**Problem statement**
Go through the records and show each line where the word "JSON" occurs.

**Data provided**
################

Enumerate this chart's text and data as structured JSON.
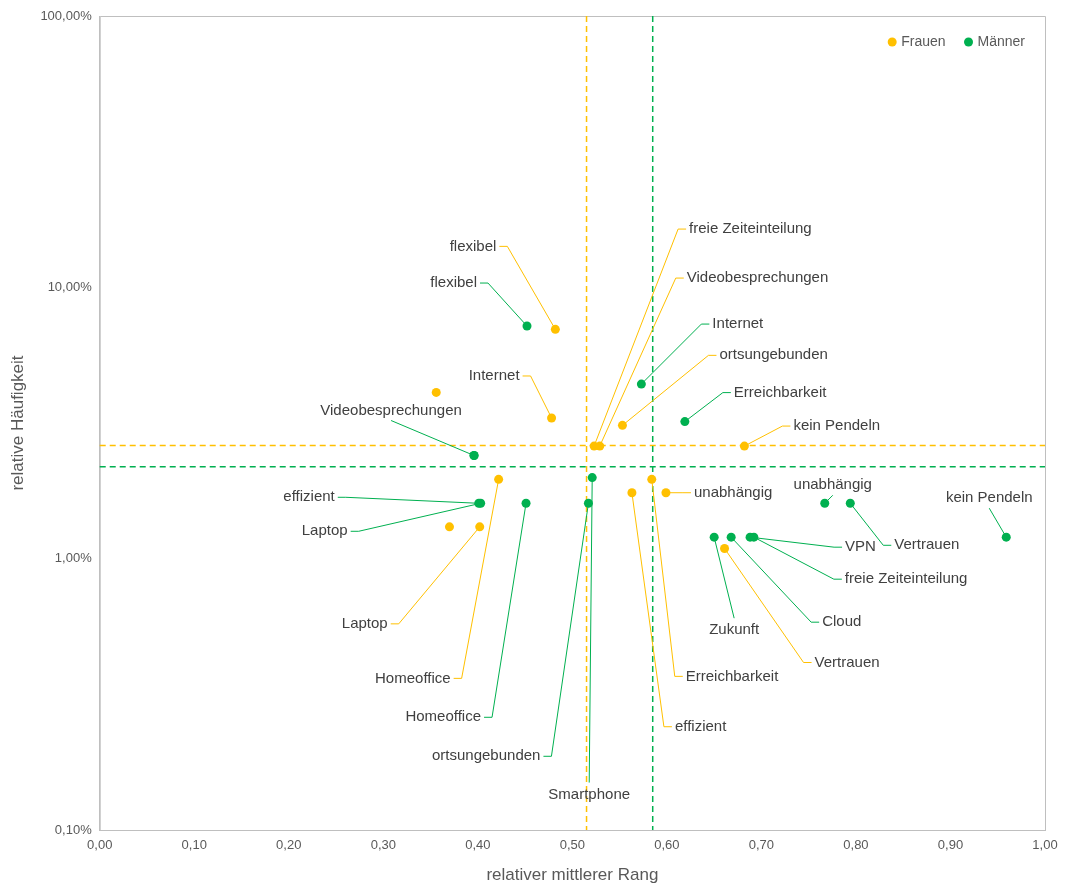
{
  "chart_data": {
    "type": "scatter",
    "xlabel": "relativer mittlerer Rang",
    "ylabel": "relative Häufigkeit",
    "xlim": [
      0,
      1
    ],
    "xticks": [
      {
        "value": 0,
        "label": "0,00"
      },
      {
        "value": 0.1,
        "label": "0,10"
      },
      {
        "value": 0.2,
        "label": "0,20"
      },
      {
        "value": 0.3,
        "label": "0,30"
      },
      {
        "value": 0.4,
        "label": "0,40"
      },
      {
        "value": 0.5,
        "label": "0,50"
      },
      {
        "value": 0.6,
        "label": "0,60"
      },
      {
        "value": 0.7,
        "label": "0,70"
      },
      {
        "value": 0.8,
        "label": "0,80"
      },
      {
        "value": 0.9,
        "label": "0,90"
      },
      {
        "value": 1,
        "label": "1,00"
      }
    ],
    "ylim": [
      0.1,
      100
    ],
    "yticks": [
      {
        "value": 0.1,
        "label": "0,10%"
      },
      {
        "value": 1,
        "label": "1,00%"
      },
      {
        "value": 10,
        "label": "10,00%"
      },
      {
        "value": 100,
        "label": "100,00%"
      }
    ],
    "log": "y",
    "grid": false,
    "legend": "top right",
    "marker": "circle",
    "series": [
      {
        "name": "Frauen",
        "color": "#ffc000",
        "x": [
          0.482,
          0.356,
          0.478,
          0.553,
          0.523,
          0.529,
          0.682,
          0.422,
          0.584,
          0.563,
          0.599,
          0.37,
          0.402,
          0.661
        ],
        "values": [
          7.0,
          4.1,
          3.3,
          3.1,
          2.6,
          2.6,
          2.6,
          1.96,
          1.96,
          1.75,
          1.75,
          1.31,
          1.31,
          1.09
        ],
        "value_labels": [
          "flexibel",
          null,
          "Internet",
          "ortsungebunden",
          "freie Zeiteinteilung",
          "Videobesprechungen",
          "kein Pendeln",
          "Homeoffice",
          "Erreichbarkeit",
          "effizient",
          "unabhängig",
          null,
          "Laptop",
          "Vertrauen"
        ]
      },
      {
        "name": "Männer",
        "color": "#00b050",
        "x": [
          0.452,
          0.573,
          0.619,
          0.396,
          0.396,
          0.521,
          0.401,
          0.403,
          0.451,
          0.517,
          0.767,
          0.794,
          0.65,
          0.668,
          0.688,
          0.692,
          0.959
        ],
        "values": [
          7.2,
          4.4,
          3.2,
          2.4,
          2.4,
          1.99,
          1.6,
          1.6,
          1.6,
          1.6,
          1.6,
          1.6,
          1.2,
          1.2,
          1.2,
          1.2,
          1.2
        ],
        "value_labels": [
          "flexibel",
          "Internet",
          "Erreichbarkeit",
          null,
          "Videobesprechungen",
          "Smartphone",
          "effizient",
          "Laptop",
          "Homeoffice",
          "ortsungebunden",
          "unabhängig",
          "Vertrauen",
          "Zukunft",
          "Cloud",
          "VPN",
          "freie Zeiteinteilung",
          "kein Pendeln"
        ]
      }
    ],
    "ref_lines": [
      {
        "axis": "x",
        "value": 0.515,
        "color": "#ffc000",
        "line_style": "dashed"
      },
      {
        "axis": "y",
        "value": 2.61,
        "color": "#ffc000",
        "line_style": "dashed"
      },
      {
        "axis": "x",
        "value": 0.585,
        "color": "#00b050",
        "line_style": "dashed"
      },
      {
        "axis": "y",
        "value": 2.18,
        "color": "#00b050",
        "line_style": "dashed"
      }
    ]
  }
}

################

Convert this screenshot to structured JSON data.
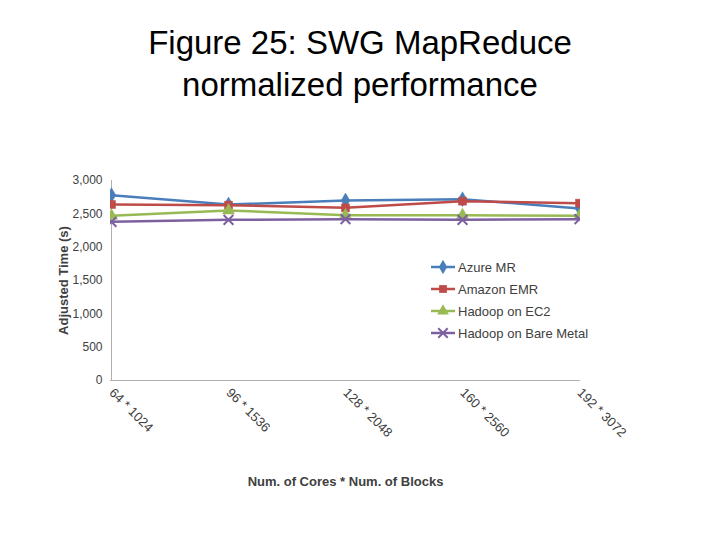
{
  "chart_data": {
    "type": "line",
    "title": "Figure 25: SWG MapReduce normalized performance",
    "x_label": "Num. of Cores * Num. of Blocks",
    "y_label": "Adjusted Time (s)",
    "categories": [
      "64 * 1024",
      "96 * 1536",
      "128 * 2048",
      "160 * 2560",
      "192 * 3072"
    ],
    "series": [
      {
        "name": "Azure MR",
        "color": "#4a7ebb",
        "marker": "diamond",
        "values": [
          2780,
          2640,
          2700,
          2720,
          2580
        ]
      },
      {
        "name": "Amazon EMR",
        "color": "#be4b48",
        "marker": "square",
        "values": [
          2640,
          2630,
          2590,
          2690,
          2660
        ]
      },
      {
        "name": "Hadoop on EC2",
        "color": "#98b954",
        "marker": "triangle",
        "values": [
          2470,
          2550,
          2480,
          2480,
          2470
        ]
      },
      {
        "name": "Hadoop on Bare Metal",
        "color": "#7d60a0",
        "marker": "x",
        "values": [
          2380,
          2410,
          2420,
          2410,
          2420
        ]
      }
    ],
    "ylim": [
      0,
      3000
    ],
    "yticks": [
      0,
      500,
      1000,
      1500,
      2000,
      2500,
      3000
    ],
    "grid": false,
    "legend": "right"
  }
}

################

**The reply**
Enumerate this chart's text and data as structured JSON.
Convert this screenshot to structured JSON data.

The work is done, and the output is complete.